>>>>

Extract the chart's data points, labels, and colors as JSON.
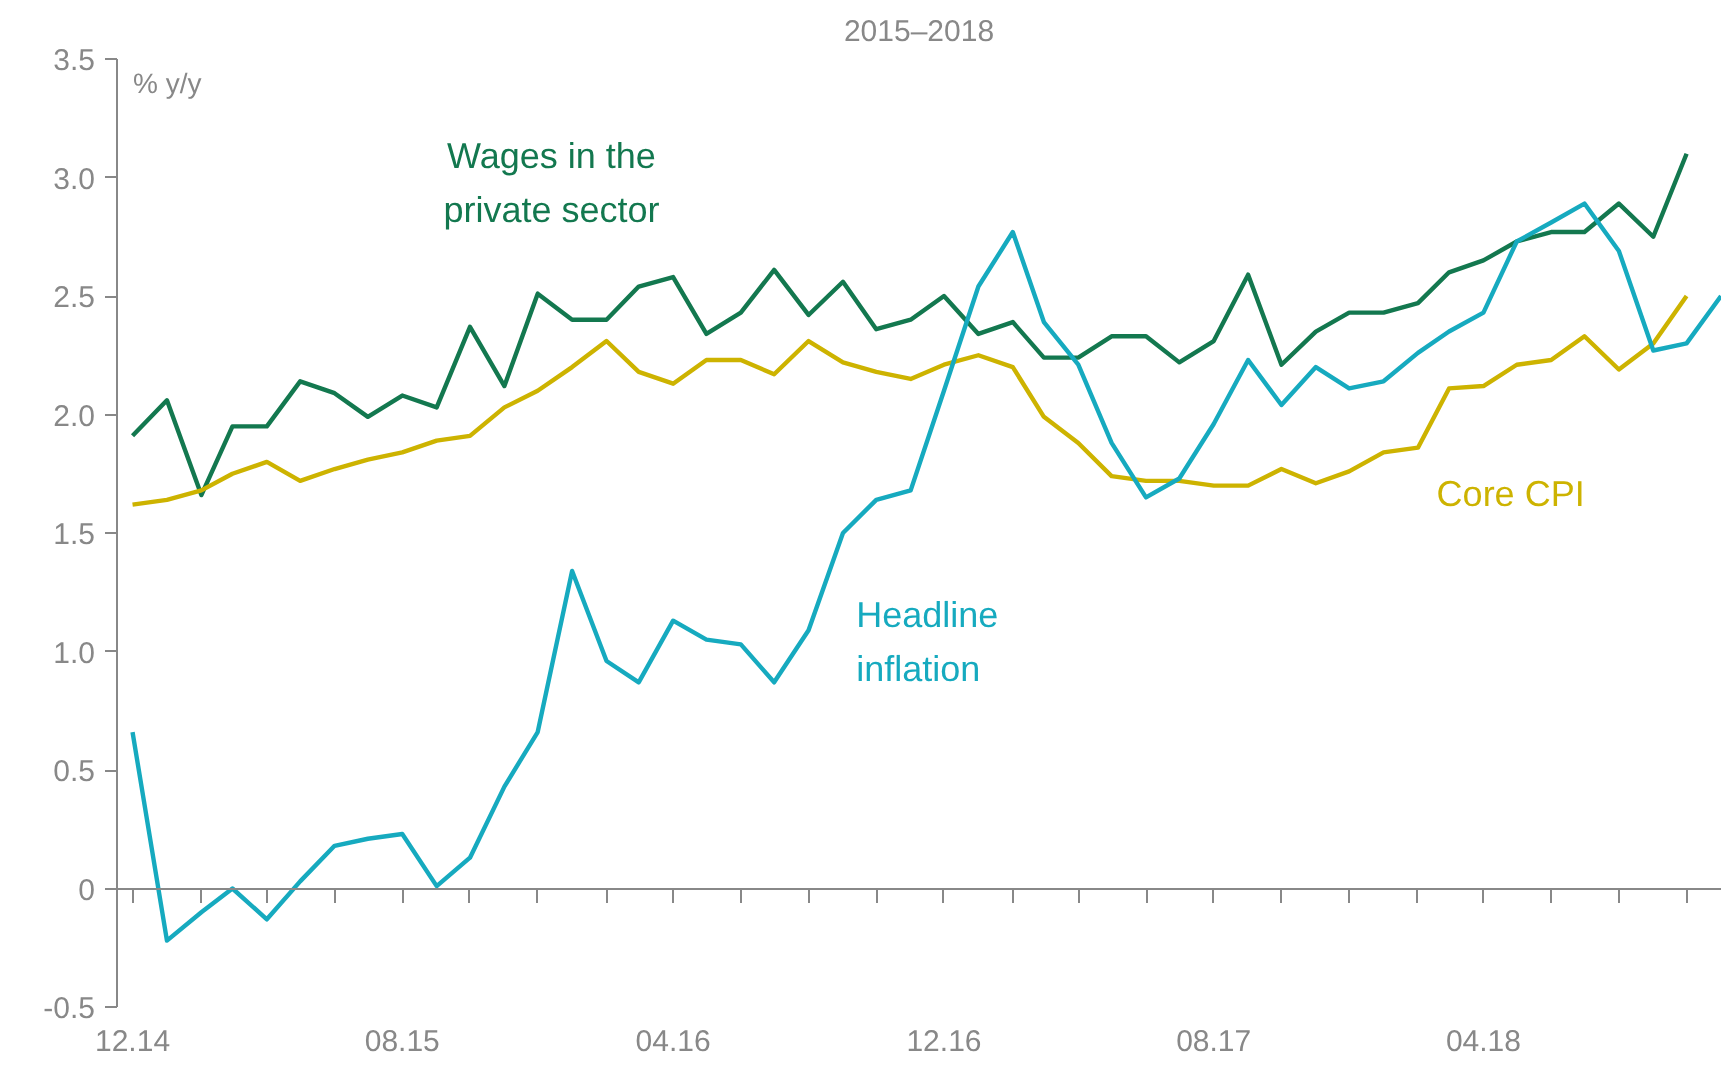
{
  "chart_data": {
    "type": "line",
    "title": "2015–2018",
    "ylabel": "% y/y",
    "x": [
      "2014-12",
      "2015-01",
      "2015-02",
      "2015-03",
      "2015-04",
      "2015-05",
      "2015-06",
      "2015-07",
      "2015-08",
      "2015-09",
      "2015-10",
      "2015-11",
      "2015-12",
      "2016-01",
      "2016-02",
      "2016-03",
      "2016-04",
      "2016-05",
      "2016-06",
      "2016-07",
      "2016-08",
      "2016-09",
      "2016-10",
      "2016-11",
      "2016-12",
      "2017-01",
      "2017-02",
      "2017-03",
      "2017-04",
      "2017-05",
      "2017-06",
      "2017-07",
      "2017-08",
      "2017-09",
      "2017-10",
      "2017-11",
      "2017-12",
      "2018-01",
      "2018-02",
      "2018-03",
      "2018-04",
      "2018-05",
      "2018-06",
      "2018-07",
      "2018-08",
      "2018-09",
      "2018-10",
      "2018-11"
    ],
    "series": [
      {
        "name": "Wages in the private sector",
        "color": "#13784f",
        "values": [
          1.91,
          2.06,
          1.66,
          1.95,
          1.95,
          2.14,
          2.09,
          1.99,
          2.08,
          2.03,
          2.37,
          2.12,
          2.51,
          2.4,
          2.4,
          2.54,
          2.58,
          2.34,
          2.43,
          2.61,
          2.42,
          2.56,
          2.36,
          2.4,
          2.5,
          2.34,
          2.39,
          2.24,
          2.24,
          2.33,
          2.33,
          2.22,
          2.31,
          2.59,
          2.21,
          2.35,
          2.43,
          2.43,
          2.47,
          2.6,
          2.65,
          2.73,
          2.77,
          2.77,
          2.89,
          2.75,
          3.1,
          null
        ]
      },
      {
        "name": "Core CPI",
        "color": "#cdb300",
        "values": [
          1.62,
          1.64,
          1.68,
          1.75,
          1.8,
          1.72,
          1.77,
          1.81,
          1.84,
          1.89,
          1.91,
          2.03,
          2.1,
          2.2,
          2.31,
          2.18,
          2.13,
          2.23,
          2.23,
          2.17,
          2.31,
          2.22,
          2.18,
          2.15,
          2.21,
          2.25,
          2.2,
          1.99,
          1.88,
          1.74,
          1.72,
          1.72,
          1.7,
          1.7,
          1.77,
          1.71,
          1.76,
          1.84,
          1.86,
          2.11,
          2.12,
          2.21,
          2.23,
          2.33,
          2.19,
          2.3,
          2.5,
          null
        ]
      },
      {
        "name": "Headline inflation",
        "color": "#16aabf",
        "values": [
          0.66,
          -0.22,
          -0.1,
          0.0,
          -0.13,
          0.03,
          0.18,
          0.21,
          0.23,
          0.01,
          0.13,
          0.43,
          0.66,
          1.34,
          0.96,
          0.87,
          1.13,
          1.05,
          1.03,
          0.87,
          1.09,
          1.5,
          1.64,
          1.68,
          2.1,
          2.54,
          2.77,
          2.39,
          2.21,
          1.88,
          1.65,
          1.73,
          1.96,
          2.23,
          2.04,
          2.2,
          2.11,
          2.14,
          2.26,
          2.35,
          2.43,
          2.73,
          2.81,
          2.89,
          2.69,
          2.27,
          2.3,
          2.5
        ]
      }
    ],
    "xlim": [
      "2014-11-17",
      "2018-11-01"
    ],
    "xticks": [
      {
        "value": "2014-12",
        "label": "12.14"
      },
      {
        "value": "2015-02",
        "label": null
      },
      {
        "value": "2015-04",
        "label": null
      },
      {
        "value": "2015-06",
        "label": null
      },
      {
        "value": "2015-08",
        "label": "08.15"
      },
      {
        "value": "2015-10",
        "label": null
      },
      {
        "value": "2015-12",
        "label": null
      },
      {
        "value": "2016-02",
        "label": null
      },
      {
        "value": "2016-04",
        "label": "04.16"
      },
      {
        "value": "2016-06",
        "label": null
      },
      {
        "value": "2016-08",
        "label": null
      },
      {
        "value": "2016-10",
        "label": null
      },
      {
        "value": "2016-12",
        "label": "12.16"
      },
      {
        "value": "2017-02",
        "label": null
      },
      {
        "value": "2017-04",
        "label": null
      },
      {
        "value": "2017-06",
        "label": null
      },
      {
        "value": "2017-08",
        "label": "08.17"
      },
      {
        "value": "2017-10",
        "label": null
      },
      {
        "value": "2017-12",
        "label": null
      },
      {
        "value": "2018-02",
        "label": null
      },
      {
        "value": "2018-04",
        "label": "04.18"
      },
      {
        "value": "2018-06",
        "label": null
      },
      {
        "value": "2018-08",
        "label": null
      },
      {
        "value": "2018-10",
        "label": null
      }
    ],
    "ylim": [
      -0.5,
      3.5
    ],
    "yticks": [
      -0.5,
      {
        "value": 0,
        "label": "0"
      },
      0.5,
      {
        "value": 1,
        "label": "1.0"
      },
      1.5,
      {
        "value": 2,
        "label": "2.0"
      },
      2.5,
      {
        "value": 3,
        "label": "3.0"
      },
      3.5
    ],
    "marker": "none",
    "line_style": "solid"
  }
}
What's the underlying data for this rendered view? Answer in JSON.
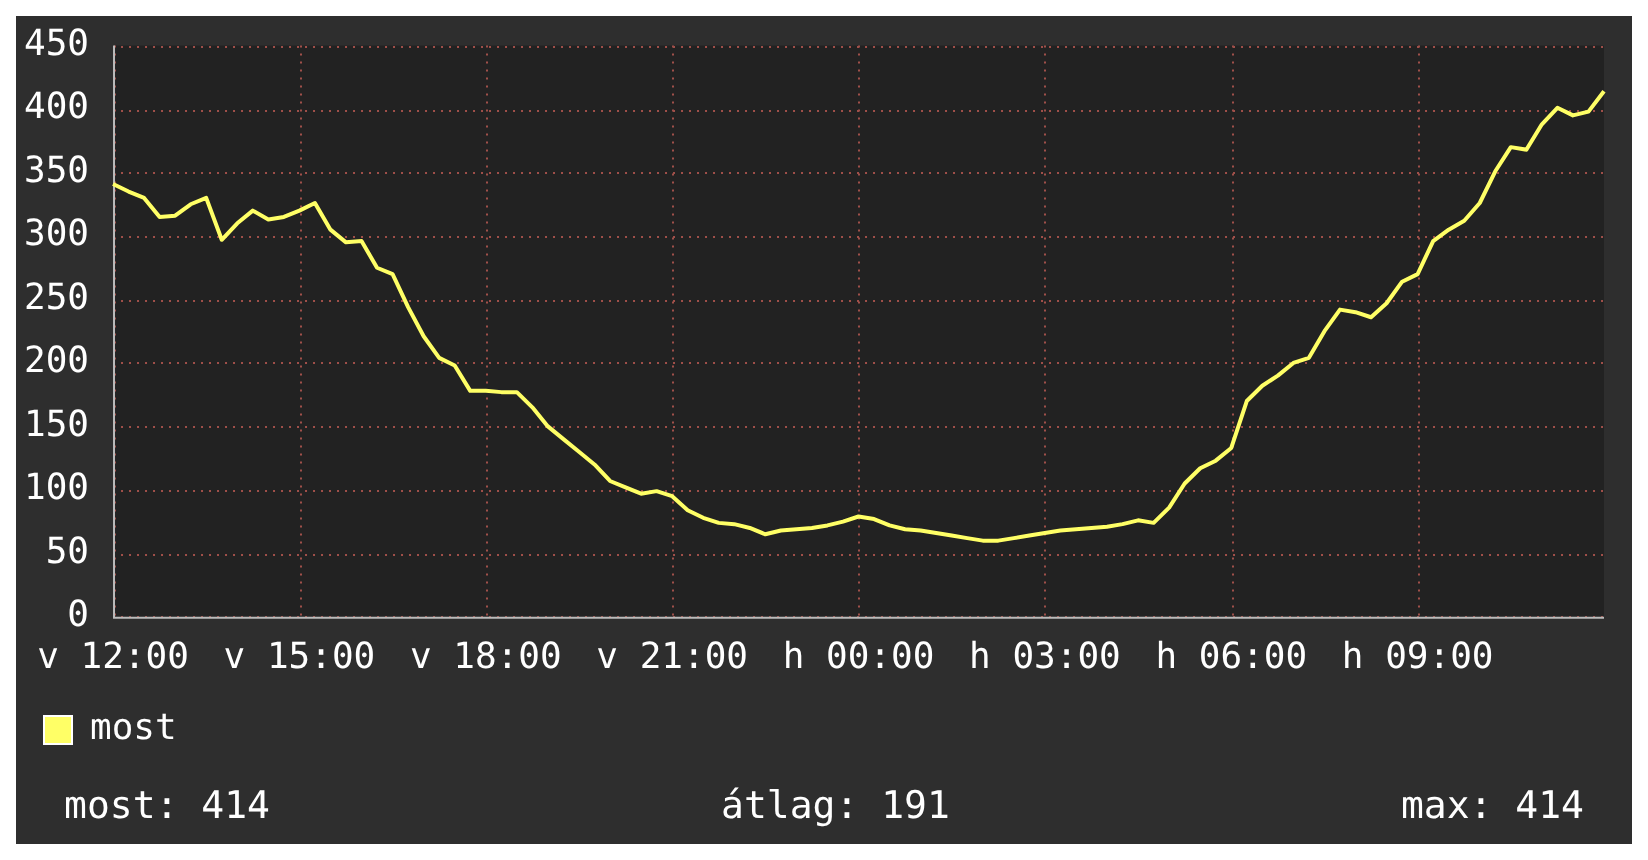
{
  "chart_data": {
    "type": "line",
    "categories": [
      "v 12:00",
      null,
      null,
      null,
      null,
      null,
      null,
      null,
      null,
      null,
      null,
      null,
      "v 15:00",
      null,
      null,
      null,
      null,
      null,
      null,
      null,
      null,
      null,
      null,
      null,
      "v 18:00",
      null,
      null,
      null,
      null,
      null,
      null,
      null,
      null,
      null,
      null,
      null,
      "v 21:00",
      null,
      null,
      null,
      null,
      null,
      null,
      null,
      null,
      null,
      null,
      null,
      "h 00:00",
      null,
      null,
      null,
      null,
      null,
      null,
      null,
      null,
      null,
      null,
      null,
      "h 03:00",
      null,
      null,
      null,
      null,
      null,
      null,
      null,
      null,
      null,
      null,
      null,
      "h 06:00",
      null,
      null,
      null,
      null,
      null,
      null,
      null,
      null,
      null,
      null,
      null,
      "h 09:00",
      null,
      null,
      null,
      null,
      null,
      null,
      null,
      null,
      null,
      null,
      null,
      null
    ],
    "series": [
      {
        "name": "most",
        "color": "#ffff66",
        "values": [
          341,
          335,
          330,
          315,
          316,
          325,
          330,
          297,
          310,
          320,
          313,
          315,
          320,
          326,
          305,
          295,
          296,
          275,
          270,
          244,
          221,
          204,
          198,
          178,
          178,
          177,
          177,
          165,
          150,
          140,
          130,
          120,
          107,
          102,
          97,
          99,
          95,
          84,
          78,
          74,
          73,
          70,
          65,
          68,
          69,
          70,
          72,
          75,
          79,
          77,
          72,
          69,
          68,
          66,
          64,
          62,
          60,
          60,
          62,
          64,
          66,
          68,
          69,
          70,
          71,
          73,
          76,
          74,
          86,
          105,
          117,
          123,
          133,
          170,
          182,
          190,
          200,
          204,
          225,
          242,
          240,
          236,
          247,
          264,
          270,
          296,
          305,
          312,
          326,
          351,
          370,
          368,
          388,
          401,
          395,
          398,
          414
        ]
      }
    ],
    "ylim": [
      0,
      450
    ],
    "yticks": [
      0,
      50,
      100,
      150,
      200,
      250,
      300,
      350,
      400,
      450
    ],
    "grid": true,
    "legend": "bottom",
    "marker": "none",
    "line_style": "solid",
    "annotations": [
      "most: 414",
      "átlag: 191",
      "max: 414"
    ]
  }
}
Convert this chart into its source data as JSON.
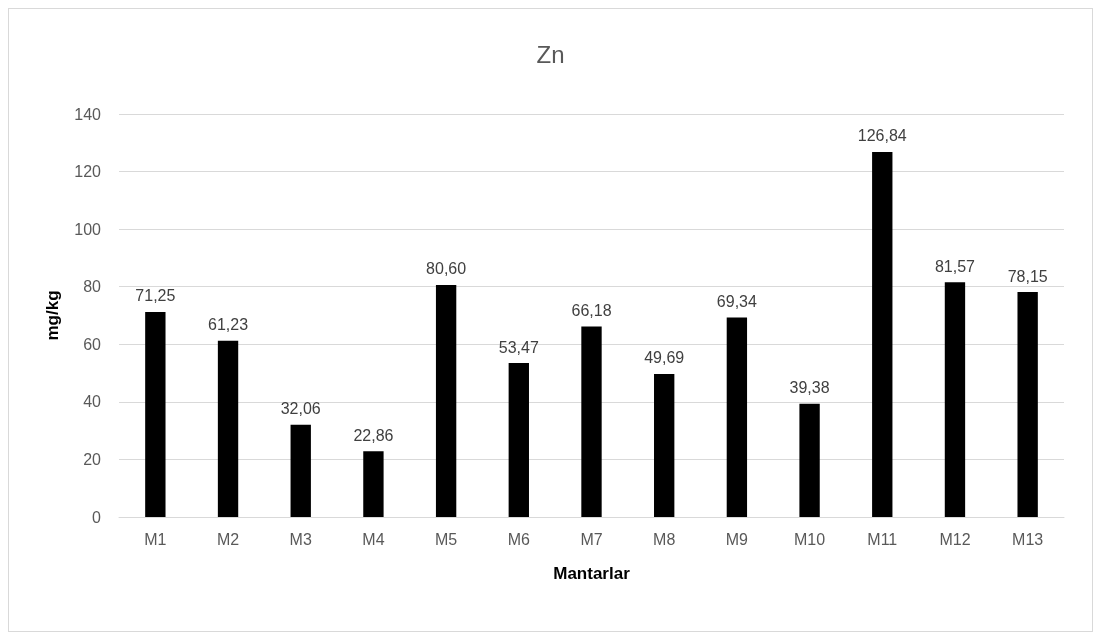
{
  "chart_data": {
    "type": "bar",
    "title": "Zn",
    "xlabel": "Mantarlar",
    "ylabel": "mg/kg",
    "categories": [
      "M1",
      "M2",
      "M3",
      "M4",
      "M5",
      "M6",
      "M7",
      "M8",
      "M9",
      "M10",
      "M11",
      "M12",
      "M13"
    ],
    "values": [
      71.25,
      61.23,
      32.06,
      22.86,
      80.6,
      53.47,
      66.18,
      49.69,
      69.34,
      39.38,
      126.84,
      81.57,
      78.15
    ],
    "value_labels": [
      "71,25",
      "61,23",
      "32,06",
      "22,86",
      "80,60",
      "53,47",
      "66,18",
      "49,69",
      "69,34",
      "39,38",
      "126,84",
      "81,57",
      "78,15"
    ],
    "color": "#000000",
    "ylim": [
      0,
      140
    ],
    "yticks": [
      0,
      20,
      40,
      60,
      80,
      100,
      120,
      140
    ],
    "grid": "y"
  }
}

<<<<

Take every line from the data that contains the word "name".

        "name": "Wages in the private sector",
        "name": "Core CPI",
        "name": "Headline inflation",
        "name": "most",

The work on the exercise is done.